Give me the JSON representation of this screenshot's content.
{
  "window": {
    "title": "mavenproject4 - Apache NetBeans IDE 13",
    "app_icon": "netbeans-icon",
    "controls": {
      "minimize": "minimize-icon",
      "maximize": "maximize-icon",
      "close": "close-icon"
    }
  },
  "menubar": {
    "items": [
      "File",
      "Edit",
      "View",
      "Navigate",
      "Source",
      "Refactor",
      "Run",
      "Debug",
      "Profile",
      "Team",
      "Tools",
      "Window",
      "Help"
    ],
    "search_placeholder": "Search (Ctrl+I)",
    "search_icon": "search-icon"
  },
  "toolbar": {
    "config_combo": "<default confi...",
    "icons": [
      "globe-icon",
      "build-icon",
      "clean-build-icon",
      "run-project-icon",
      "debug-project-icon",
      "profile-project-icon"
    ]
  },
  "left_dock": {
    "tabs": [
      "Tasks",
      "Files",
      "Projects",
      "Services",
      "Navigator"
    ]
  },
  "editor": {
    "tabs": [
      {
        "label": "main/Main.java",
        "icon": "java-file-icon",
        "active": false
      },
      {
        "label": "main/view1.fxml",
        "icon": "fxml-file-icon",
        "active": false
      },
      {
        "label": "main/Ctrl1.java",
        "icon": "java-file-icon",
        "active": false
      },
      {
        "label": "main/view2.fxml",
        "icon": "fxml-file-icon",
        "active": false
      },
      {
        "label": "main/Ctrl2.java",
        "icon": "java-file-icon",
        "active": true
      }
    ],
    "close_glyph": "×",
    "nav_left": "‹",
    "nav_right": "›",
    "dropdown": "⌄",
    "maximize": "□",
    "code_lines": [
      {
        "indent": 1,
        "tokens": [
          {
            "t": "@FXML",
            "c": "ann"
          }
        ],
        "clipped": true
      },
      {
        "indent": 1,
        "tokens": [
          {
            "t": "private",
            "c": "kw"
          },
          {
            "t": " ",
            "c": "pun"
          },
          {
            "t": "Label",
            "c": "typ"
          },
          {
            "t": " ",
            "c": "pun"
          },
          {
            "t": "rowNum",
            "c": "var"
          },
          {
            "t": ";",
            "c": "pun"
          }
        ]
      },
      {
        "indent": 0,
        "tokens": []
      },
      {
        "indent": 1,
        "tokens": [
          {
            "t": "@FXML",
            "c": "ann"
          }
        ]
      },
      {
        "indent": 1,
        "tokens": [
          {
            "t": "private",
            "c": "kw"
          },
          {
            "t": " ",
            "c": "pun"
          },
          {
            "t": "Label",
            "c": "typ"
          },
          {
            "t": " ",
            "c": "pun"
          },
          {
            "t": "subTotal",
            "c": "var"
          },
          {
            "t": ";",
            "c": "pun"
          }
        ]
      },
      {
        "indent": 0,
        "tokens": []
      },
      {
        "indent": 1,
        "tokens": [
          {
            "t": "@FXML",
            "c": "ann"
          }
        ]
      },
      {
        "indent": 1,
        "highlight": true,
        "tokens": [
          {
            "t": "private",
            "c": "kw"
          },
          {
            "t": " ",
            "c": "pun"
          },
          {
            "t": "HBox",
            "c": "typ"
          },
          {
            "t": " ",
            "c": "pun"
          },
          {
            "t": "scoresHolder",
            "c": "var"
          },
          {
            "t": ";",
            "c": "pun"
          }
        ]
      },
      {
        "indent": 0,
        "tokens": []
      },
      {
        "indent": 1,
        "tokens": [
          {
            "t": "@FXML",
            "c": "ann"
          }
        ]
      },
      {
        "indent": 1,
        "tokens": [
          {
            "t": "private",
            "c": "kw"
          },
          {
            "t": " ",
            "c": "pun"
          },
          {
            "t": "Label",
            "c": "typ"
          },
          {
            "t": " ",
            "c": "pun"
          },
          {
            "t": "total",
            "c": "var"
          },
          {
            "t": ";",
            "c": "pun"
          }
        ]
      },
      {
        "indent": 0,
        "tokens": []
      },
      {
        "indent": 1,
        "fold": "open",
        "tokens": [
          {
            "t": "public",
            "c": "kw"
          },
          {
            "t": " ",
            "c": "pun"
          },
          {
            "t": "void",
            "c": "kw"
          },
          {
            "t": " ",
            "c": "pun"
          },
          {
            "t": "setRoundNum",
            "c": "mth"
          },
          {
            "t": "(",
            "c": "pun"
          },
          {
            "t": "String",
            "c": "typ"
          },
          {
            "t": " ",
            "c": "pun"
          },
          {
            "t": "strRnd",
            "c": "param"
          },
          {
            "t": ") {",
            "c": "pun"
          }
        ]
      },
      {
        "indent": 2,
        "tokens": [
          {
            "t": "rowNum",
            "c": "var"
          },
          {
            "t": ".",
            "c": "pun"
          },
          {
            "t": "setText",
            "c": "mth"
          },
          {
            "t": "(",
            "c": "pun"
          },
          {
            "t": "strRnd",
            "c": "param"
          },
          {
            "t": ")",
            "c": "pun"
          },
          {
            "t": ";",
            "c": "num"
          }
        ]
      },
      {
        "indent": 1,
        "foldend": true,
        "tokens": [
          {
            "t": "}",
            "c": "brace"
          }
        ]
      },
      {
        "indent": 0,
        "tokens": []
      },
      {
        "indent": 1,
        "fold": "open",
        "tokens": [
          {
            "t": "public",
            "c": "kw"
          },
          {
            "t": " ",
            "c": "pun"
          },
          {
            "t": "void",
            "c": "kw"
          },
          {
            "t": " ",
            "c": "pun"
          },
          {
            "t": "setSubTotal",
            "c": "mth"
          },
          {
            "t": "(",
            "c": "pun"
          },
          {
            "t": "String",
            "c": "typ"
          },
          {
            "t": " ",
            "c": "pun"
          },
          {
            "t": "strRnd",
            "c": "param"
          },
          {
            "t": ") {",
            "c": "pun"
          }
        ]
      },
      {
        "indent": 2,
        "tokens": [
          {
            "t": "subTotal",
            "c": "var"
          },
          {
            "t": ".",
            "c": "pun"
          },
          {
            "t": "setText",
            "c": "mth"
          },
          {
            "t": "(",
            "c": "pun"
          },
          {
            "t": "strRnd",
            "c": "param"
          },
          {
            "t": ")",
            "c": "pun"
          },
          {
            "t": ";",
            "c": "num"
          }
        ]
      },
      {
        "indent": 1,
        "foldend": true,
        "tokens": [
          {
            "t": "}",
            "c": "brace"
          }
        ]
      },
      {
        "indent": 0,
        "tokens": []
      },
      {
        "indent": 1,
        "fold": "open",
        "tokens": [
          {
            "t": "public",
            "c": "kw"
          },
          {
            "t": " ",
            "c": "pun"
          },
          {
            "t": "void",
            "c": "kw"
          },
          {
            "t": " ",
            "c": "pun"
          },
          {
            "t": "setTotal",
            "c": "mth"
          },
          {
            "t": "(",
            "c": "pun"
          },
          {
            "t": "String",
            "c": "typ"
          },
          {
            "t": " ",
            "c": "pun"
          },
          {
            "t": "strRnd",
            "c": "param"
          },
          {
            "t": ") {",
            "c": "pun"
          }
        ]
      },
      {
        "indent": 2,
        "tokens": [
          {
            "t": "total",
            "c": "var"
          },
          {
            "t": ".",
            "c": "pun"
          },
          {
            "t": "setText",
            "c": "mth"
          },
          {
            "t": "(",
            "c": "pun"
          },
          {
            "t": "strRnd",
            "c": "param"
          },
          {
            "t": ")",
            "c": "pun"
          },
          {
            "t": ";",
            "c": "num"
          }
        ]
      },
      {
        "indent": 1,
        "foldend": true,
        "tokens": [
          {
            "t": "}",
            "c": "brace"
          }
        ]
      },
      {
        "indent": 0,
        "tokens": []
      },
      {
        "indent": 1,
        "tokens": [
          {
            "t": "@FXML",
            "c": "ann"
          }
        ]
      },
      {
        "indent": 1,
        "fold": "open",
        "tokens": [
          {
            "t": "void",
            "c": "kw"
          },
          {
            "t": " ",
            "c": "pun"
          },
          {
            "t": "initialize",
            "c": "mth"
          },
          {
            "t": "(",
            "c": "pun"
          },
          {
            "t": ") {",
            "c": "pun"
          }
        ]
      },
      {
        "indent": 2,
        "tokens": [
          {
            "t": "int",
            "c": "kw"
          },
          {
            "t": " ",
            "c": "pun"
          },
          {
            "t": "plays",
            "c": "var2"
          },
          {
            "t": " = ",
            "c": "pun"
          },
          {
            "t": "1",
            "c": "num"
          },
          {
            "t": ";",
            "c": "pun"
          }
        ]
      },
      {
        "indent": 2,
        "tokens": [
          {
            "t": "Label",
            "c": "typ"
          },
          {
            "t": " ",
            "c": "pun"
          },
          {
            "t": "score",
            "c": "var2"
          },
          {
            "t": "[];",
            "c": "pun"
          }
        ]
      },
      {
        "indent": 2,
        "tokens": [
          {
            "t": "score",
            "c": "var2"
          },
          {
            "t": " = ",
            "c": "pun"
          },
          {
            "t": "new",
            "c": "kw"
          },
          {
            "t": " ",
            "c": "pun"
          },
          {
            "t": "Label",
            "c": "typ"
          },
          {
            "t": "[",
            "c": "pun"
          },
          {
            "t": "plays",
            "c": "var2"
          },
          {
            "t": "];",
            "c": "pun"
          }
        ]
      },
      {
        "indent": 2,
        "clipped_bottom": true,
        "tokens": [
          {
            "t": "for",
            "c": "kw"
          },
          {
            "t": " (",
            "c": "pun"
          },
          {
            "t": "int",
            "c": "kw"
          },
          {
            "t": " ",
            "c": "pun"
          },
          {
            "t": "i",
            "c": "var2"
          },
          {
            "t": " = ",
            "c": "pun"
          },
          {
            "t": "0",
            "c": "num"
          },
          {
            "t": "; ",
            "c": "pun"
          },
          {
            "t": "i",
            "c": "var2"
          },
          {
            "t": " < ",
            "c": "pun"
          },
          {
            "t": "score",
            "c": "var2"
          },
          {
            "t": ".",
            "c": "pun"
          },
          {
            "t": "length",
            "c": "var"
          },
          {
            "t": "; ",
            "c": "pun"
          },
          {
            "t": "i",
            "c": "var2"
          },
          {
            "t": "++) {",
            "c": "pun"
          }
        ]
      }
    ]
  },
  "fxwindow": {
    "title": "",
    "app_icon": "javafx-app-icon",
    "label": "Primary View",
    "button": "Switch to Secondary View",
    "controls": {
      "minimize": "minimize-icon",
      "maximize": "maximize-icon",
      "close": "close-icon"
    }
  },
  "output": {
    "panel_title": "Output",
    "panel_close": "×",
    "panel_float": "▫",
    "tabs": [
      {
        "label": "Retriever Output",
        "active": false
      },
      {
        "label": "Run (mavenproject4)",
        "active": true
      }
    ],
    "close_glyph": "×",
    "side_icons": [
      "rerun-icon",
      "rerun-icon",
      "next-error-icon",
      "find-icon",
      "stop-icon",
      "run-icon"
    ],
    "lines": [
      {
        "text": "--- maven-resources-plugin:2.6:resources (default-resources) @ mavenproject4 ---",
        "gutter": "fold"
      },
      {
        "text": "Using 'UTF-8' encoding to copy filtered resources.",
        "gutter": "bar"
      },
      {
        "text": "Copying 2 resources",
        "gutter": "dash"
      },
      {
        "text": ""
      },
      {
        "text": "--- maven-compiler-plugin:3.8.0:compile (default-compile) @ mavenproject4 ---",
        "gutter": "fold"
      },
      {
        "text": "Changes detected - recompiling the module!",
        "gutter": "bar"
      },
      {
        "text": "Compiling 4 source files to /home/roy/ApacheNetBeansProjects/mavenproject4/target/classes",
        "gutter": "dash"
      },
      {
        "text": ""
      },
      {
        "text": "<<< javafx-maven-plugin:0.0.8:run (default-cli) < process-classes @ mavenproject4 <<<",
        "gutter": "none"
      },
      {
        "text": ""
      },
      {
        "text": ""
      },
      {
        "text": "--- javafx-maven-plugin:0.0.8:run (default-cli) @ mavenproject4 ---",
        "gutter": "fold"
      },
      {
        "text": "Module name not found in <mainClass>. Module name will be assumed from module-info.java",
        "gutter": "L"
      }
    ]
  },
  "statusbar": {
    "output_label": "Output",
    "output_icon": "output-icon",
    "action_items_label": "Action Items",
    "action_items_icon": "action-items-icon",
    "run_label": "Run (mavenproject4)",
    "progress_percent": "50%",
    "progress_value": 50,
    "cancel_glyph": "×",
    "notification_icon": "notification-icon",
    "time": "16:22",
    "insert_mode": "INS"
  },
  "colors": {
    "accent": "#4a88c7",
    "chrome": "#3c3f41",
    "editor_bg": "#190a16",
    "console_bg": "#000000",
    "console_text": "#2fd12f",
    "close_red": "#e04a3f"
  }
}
...
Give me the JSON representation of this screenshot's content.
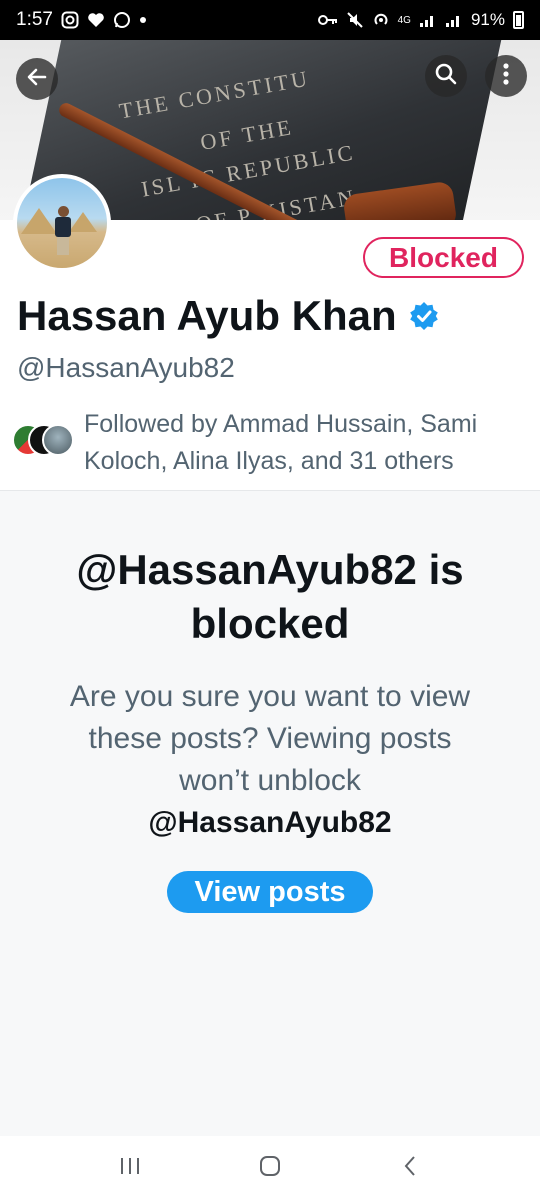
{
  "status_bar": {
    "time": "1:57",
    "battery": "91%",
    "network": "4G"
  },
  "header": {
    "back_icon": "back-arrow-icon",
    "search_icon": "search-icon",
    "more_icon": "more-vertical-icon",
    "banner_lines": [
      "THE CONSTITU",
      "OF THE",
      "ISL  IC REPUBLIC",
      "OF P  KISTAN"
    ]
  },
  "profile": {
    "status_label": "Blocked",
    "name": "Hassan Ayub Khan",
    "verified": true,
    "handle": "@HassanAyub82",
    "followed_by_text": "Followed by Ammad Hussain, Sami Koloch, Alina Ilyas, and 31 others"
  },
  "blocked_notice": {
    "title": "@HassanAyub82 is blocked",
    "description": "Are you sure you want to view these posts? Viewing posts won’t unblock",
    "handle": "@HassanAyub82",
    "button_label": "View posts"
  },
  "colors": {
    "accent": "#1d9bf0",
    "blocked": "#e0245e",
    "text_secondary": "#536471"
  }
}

▶ [What the task requires]: Check each line above for the string "javafx" and show the ones that have it.

▶ [Finished answer]:
    "app_icon": "javafx-app-icon",
        "text": "<<< javafx-maven-plugin:0.0.8:run (default-cli) < process-classes @ mavenproject4 <<<",
        "text": "--- javafx-maven-plugin:0.0.8:run (default-cli) @ mavenproject4 ---",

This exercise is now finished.